◆ Aim of the task
Return only the count of lines in which the word "title" appears.

[BEGIN The data]

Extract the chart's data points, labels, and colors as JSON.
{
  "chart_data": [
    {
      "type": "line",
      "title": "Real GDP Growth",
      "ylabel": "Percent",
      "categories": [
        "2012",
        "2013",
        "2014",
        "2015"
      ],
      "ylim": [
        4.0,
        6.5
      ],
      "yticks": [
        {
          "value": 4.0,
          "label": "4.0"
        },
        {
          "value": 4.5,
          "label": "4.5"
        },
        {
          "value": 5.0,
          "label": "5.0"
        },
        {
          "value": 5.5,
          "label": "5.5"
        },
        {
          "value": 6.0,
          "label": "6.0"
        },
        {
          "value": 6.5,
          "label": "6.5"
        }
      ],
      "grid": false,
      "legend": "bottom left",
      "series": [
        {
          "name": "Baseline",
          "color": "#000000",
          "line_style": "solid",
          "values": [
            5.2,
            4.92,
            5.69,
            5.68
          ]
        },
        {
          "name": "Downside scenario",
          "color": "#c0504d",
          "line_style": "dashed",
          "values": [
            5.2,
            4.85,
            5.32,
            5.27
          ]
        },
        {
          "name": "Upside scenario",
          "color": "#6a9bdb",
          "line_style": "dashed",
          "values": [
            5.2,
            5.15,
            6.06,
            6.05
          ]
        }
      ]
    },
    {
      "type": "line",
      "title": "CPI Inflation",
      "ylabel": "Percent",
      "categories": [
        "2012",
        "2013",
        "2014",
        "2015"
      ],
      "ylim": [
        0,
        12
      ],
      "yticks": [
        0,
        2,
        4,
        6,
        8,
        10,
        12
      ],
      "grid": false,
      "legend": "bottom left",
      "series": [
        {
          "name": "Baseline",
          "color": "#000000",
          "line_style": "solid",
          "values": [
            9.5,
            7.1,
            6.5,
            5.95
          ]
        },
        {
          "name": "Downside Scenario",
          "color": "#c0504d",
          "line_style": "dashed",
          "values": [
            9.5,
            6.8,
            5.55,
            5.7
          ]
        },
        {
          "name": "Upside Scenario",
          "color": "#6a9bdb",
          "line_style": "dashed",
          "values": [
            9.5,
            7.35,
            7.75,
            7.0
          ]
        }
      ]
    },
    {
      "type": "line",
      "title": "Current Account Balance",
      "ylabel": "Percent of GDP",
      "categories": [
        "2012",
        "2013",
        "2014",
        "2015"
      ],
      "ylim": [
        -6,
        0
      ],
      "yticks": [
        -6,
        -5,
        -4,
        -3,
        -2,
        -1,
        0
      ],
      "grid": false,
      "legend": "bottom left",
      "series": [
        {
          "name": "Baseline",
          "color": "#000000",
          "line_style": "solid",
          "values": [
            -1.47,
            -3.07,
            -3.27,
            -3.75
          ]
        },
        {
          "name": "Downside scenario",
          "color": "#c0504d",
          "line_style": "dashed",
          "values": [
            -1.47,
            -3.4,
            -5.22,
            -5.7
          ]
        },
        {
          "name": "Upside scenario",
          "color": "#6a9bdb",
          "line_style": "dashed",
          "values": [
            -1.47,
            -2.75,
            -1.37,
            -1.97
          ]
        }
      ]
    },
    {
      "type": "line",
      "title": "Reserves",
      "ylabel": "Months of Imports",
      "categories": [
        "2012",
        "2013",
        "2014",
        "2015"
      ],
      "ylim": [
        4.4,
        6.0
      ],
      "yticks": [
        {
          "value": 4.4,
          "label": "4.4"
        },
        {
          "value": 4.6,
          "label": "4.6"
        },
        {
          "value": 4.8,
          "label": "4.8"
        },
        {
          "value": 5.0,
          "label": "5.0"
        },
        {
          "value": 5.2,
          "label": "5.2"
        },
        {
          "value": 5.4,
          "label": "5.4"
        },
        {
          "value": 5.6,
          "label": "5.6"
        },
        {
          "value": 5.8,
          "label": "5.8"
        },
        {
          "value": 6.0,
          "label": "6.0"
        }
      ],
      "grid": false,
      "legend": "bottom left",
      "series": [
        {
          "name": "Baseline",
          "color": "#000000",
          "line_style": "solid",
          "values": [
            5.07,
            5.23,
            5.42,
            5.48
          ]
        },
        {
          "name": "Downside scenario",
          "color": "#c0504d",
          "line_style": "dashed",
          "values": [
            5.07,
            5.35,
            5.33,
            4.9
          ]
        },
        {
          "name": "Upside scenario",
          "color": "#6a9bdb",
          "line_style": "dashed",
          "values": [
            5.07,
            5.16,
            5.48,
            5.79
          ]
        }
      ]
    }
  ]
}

[END The data]
[BEGIN The data]

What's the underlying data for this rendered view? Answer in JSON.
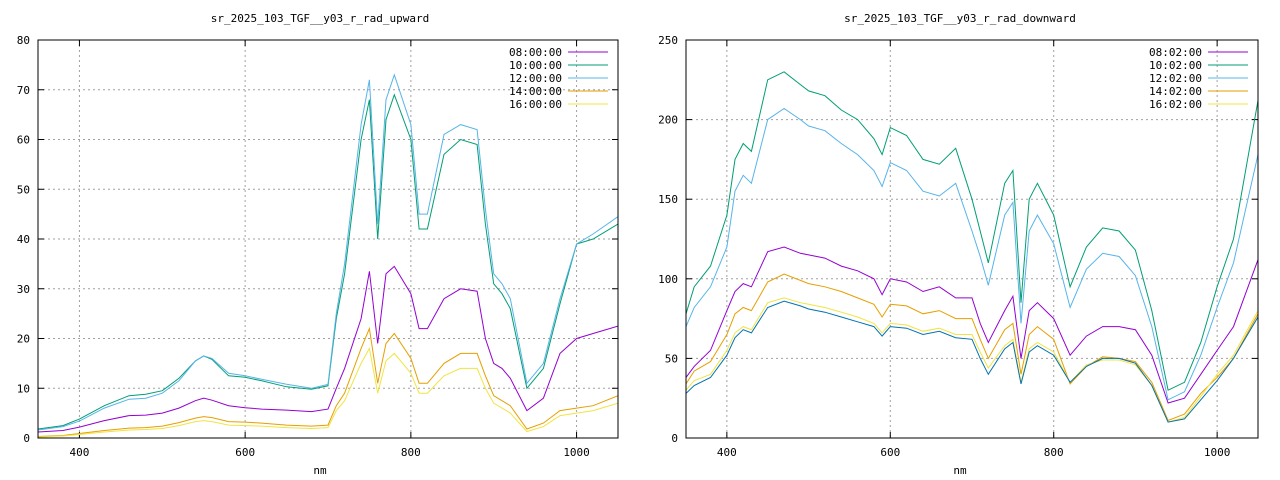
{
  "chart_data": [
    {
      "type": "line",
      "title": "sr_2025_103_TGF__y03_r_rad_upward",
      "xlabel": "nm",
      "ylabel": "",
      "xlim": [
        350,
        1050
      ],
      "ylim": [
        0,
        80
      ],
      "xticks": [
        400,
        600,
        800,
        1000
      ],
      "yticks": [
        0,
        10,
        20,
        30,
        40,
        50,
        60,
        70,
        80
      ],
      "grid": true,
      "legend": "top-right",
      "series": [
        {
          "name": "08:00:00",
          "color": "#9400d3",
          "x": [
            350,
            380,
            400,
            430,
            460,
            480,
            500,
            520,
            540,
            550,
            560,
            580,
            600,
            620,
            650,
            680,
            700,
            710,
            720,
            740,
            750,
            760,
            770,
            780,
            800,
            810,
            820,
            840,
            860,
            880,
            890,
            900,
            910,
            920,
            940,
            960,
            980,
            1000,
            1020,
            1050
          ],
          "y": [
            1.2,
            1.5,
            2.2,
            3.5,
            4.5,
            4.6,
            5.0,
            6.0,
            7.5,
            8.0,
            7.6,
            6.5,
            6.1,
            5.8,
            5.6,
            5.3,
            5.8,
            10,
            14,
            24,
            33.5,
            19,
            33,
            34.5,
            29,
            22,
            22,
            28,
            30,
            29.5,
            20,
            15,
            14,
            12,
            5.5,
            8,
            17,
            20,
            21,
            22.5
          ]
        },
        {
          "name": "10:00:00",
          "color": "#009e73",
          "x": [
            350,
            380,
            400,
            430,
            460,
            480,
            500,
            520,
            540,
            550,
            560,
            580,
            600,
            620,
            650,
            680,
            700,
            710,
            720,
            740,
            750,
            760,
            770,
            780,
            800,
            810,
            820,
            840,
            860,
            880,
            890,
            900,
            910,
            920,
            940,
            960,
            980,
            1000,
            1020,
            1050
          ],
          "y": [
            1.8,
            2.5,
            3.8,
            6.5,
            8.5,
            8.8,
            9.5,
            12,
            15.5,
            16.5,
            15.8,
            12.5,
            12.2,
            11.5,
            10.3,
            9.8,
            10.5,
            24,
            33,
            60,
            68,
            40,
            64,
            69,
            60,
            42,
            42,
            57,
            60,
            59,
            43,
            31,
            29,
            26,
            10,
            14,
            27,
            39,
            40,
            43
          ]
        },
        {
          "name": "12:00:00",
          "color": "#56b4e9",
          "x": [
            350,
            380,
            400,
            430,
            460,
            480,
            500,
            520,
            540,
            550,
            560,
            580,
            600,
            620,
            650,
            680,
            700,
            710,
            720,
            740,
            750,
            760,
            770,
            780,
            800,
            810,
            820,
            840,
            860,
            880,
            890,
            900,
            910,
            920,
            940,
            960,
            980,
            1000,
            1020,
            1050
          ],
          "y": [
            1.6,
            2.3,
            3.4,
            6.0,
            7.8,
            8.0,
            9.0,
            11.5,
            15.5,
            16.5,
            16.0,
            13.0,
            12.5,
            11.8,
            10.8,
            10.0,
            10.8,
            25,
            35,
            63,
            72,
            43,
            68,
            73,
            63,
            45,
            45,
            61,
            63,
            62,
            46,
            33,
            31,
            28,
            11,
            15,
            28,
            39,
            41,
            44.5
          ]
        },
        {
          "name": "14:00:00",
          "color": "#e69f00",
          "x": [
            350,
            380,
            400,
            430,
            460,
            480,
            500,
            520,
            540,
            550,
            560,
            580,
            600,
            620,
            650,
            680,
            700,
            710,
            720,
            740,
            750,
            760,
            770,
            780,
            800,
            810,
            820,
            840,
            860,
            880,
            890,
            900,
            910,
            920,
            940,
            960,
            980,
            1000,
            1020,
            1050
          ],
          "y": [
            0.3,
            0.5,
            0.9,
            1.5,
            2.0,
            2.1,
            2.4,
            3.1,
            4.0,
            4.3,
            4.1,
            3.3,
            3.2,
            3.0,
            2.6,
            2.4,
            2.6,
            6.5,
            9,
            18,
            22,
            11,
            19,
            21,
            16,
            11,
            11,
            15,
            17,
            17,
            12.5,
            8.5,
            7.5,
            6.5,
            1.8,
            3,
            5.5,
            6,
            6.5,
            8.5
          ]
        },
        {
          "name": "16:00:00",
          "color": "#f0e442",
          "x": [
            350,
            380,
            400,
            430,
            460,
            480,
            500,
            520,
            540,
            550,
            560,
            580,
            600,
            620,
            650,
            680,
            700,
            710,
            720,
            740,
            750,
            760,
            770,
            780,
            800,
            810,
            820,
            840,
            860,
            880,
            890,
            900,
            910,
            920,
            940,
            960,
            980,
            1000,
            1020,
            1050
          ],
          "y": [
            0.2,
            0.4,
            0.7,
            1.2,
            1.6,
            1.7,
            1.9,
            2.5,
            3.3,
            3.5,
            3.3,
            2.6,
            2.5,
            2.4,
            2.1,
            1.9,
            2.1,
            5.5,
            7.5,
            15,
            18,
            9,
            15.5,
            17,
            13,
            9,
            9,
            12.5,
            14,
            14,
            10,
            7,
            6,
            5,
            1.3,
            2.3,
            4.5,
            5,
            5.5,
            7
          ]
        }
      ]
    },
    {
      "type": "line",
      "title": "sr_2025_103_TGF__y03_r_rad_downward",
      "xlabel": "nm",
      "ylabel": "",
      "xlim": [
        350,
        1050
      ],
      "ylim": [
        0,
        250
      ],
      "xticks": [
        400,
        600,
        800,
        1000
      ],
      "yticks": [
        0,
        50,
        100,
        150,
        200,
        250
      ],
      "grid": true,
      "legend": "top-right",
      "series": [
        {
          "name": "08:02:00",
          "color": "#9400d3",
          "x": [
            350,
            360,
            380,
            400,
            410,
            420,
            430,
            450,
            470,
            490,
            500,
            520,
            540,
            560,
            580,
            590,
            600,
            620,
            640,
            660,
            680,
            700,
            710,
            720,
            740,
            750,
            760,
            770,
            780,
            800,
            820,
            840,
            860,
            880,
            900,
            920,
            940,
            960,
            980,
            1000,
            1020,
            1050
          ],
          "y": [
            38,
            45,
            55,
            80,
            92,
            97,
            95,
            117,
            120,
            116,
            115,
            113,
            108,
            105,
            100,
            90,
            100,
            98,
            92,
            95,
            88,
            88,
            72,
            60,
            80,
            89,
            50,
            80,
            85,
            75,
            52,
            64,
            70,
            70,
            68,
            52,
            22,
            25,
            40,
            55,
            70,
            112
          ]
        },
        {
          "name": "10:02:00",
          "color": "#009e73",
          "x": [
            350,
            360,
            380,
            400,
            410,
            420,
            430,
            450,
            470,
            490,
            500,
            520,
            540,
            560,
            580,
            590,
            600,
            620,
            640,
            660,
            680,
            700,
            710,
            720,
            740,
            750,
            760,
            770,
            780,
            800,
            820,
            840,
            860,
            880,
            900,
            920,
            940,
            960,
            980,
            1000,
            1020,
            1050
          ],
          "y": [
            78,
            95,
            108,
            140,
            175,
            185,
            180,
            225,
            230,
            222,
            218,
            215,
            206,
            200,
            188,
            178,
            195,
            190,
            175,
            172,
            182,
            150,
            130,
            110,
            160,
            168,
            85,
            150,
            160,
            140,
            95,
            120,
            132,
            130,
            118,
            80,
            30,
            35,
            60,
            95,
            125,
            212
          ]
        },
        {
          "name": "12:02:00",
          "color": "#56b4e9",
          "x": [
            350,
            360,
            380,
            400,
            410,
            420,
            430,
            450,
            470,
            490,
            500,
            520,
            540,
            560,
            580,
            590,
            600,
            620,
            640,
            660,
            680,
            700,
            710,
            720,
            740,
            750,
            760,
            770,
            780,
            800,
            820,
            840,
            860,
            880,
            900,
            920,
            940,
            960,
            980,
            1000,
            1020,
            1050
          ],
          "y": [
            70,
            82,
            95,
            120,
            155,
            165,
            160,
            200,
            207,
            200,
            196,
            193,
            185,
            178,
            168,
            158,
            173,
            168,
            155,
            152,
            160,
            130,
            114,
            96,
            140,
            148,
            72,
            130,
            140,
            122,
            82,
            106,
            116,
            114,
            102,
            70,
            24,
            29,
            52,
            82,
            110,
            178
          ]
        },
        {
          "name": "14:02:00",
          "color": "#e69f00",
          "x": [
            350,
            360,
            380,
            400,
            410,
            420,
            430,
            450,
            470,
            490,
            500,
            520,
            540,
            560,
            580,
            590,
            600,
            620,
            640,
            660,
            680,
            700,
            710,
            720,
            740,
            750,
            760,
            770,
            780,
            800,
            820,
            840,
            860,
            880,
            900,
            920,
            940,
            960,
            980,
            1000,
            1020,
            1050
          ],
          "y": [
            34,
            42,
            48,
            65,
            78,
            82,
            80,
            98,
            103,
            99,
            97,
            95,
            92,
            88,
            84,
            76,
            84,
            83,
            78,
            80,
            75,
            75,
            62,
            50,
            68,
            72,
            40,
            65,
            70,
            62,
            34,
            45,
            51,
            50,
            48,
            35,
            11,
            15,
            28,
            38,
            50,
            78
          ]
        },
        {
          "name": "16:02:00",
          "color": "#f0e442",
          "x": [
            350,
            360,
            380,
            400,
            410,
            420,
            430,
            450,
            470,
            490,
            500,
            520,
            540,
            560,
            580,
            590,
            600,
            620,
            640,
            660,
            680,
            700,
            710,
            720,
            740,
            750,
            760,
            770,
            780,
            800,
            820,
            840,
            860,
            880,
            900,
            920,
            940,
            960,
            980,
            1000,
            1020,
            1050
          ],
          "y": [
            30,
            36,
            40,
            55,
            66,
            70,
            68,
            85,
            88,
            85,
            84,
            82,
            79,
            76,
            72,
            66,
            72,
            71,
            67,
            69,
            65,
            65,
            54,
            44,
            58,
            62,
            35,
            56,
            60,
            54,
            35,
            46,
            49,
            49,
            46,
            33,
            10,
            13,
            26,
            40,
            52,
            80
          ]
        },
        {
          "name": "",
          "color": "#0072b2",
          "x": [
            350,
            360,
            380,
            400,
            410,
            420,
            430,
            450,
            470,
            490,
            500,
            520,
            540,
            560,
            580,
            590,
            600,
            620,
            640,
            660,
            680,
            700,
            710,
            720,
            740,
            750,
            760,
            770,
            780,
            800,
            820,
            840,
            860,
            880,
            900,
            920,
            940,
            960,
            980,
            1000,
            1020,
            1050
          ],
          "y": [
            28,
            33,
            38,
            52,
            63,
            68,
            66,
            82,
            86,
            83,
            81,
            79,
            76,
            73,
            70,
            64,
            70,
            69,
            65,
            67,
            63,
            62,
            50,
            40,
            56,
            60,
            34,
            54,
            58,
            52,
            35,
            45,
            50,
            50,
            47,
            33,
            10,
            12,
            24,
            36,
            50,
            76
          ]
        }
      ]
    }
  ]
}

[END The data]

◆ Answer for the task
6